--- START OF Information shown ---

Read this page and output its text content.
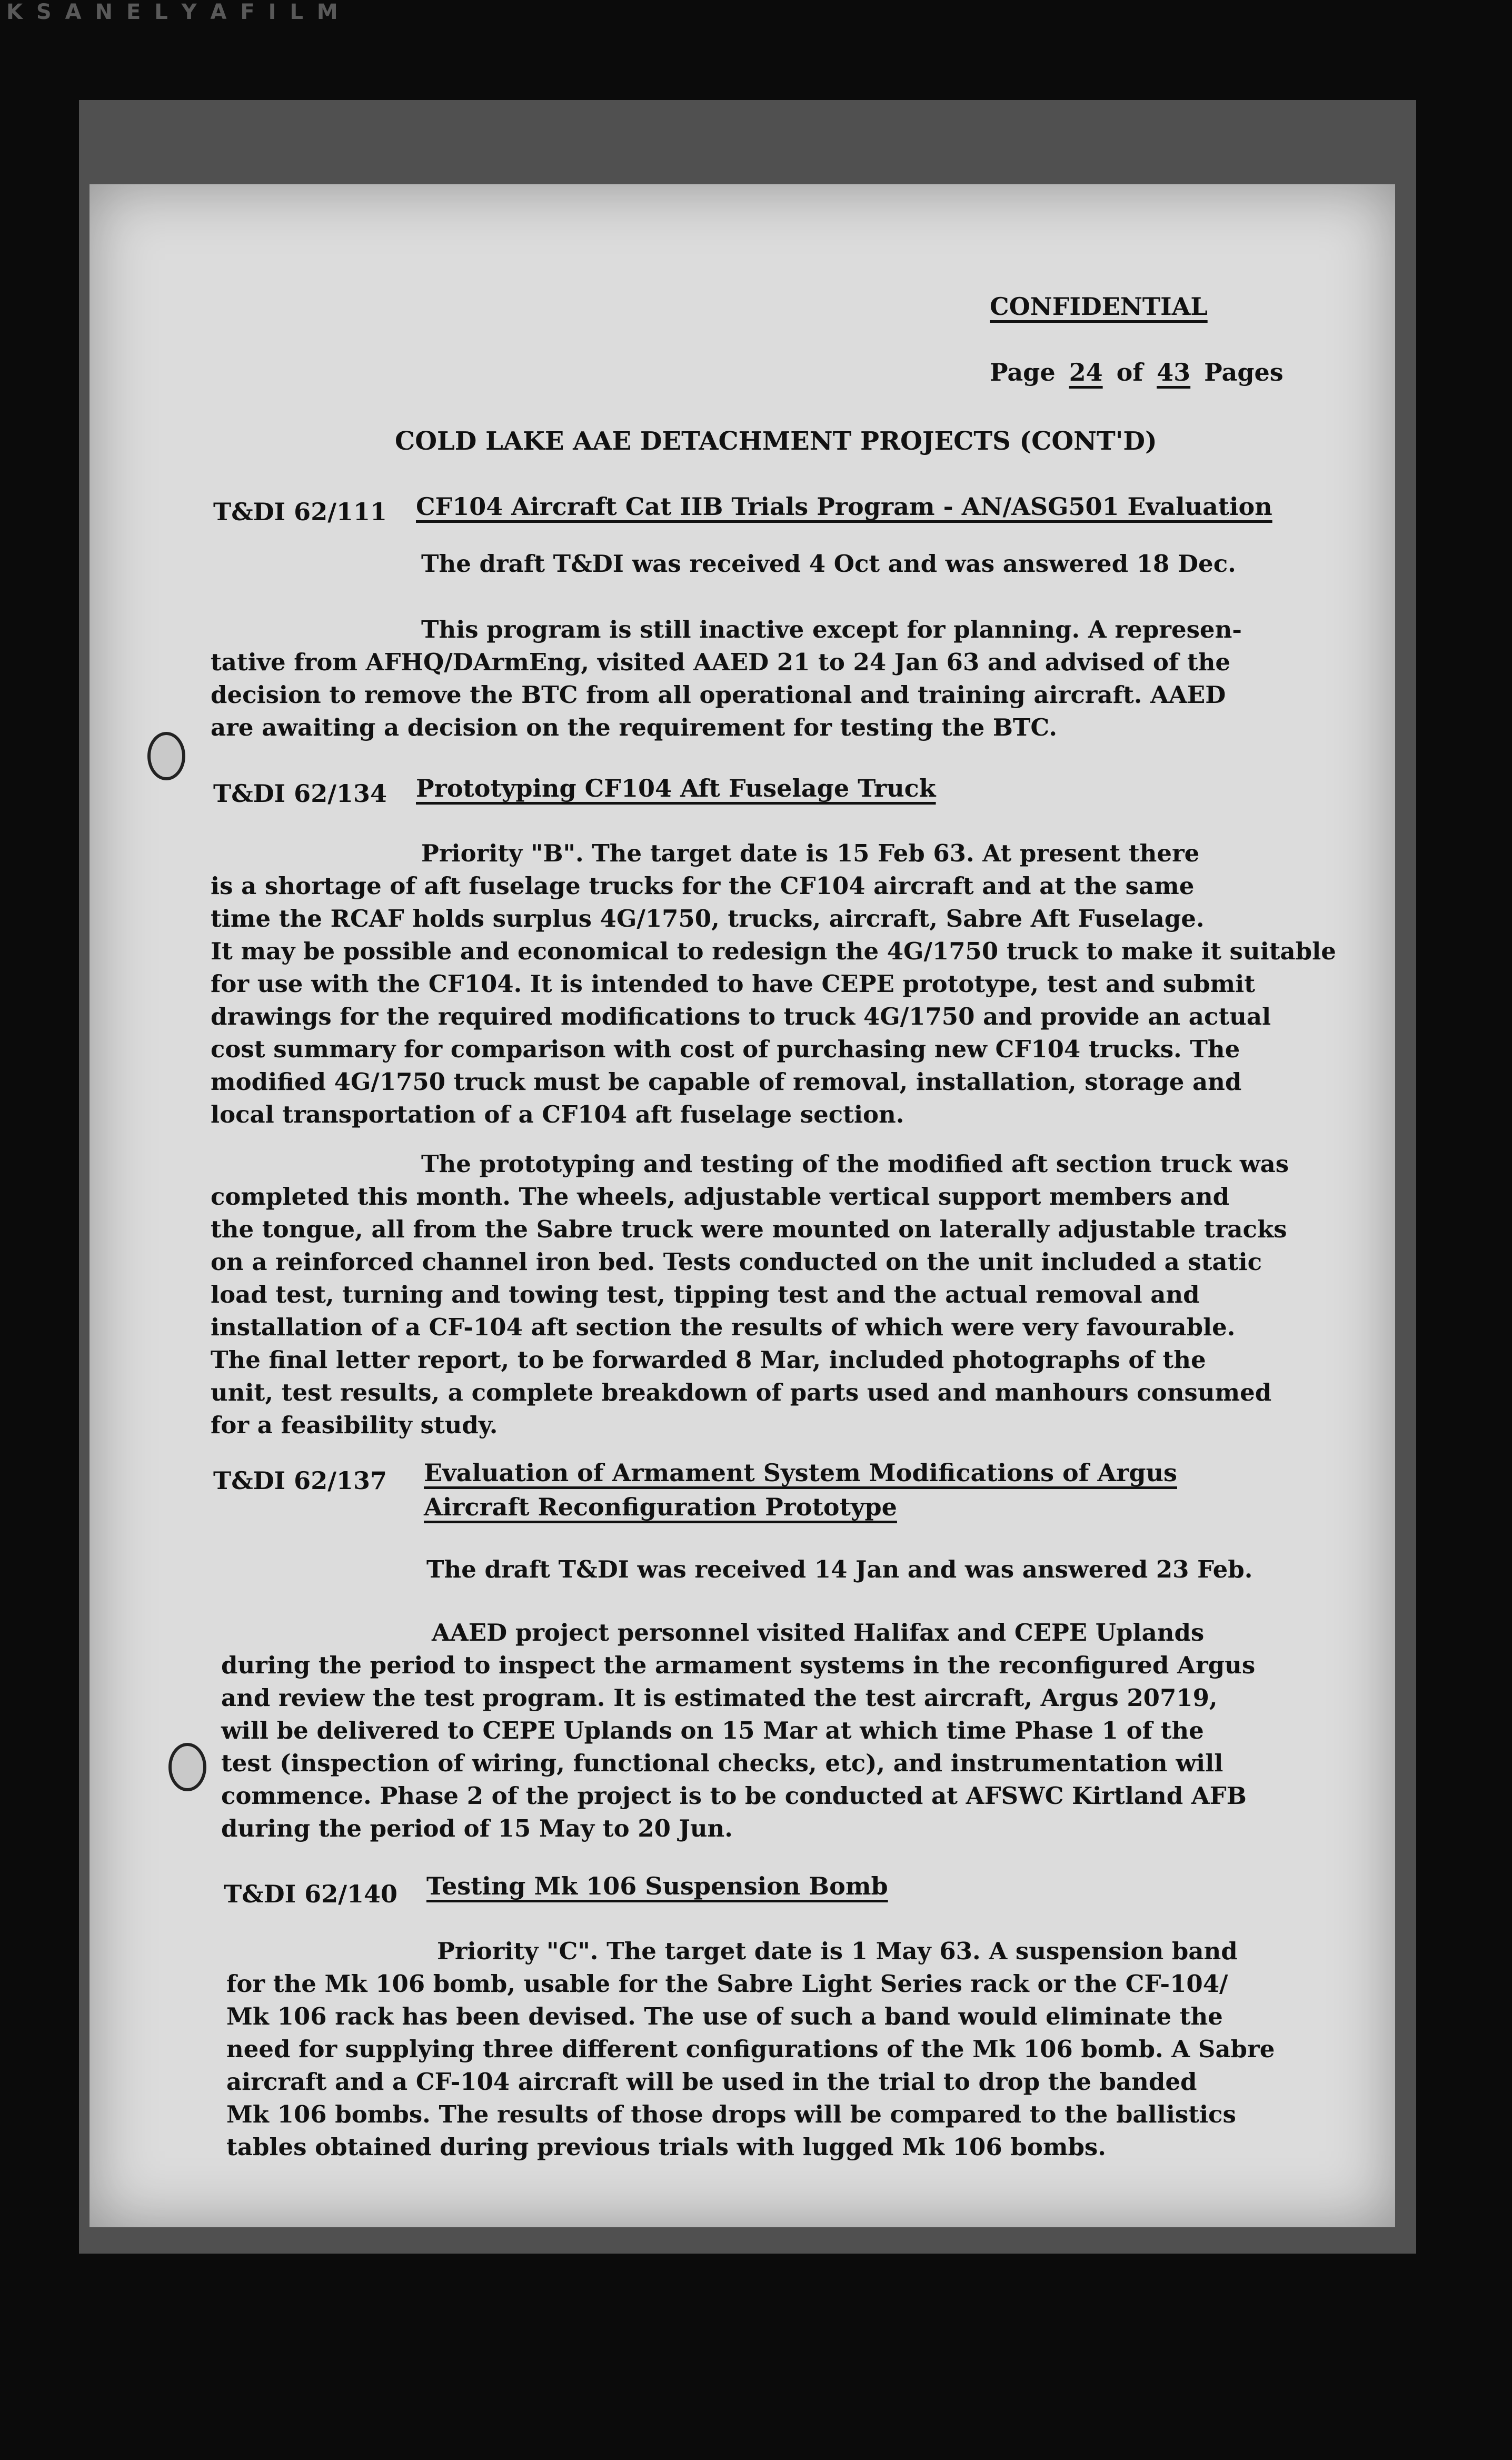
K S A N E L Y A F I L M
CONFIDENTIAL
Page 24 of 43 Pages
COLD LAKE AAE DETACHMENT PROJECTS (CONT'D)
T&DI 62/111 CF104 Aircraft Cat IIB Trials Program - AN/ASG501 Evaluation
The draft T&DI was received 4 Oct and was answered 18 Dec.
This program is still inactive except for planning. A represen-
tative from AFHQ/DArmEng, visited AAED 21 to 24 Jan 63 and advised of the
decision to remove the BTC from all operational and training aircraft. AAED
are awaiting a decision on the requirement for testing the BTC.
T&DI 62/134 Prototyping CF104 Aft Fuselage Truck
Priority "B". The target date is 15 Feb 63. At present there
is a shortage of aft fuselage trucks for the CF104 aircraft and at the same
time the RCAF holds surplus 4G/1750, trucks, aircraft, Sabre Aft Fuselage.
It may be possible and economical to redesign the 4G/1750 truck to make it suitable
for use with the CF104. It is intended to have CEPE prototype, test and submit
drawings for the required modifications to truck 4G/1750 and provide an actual
cost summary for comparison with cost of purchasing new CF104 trucks. The
modified 4G/1750 truck must be capable of removal, installation, storage and
local transportation of a CF104 aft fuselage section.
The prototyping and testing of the modified aft section truck was
completed this month. The wheels, adjustable vertical support members and
the tongue, all from the Sabre truck were mounted on laterally adjustable tracks
on a reinforced channel iron bed. Tests conducted on the unit included a static
load test, turning and towing test, tipping test and the actual removal and
installation of a CF-104 aft section the results of which were very favourable.
The final letter report, to be forwarded 8 Mar, included photographs of the
unit, test results, a complete breakdown of parts used and manhours consumed
for a feasibility study.
T&DI 62/137 Evaluation of Armament System Modifications of Argus
Aircraft Reconfiguration Prototype
The draft T&DI was received 14 Jan and was answered 23 Feb.
AAED project personnel visited Halifax and CEPE Uplands
during the period to inspect the armament systems in the reconfigured Argus
and review the test program. It is estimated the test aircraft, Argus 20719,
will be delivered to CEPE Uplands on 15 Mar at which time Phase 1 of the
test (inspection of wiring, functional checks, etc), and instrumentation will
commence. Phase 2 of the project is to be conducted at AFSWC Kirtland AFB
during the period of 15 May to 20 Jun.
T&DI 62/140 Testing Mk 106 Suspension Bomb
Priority "C". The target date is 1 May 63. A suspension band
for the Mk 106 bomb, usable for the Sabre Light Series rack or the CF-104/
Mk 106 rack has been devised. The use of such a band would eliminate the
need for supplying three different configurations of the Mk 106 bomb. A Sabre
aircraft and a CF-104 aircraft will be used in the trial to drop the banded
Mk 106 bombs. The results of those drops will be compared to the ballistics
tables obtained during previous trials with lugged Mk 106 bombs.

--- END OF Information shown ---

• _Request_
Above are the records. Copy every line in them holding "AAED".

• _Completed task_
tative from AFHQ/DArmEng, visited AAED 21 to 24 Jan 63 and advised of the
decision to remove the BTC from all operational and training aircraft. AAED
AAED project personnel visited Halifax and CEPE Uplands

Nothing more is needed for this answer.